__Task__: Count how many lines contain the word "Confirmation". Respond with the number alone.

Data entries

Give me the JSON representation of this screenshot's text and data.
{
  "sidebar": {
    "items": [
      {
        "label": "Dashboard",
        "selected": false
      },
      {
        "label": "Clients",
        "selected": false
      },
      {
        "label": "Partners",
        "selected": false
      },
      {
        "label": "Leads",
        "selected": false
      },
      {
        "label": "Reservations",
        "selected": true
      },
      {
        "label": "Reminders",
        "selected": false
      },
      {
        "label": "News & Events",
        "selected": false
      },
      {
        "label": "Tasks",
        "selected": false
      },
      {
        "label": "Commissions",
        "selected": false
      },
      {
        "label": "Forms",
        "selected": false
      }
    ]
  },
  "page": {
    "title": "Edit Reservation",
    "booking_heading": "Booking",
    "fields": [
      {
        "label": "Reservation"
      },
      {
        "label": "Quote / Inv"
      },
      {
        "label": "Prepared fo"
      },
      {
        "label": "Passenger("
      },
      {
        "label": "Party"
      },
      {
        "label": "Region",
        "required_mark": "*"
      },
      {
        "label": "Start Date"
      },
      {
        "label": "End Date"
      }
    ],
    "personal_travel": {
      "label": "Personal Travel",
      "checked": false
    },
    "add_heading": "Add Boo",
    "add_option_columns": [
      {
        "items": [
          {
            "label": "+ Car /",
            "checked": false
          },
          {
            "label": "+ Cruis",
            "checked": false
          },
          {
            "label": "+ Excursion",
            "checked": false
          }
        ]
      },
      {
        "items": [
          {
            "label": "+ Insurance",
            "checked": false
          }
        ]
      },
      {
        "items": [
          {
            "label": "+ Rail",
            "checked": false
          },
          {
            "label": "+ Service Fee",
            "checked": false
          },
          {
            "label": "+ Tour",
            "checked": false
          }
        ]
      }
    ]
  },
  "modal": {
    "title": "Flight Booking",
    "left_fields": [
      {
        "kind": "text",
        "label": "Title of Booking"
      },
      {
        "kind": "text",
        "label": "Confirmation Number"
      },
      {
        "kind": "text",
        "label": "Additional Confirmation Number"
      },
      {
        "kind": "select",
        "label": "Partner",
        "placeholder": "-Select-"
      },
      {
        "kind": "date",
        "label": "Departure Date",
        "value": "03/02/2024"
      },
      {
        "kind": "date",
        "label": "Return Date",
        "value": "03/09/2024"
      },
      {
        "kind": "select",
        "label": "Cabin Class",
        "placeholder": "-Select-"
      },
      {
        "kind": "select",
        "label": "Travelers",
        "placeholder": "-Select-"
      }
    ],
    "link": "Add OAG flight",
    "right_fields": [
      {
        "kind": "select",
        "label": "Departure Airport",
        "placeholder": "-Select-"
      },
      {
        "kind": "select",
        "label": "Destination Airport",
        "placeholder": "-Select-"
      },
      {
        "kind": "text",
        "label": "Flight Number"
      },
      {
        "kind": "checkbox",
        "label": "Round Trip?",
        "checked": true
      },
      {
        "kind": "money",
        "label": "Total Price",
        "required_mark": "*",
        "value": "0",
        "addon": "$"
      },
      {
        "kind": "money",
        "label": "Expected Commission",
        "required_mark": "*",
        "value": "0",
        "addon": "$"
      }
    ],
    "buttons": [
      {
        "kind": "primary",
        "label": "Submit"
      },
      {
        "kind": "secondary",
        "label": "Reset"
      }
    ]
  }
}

__Correct result__: 2